DATASET CONTENT >>

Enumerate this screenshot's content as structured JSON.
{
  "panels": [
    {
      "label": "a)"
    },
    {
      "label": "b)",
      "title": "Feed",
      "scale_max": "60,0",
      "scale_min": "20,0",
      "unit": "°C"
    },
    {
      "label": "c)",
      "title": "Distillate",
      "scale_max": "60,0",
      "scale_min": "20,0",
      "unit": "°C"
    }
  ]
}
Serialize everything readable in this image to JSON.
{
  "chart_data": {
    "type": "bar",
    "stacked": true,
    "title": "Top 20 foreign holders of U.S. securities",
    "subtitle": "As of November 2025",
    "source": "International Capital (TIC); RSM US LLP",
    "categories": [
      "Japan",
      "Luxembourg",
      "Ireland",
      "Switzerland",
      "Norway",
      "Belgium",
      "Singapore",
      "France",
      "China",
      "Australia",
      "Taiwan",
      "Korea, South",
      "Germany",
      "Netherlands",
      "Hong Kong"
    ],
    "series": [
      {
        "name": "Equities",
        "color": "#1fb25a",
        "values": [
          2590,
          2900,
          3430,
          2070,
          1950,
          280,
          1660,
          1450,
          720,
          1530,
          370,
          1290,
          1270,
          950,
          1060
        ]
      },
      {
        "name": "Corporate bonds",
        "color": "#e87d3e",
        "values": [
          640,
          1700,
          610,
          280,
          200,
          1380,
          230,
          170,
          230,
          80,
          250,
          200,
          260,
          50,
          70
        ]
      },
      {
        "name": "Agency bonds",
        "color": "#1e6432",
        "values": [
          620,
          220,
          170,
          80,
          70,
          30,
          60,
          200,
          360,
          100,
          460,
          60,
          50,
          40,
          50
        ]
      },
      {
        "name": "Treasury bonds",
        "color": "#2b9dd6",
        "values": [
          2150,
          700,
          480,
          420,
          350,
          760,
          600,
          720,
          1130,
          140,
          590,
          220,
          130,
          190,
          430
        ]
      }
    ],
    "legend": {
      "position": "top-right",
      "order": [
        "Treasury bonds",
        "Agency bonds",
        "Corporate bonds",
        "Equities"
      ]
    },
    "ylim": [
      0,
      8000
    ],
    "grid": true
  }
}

THE TASK >> Count every line in the data that contains the word "Treasury", then give that count and nothing else.

RESULT OF THE TASK >> 2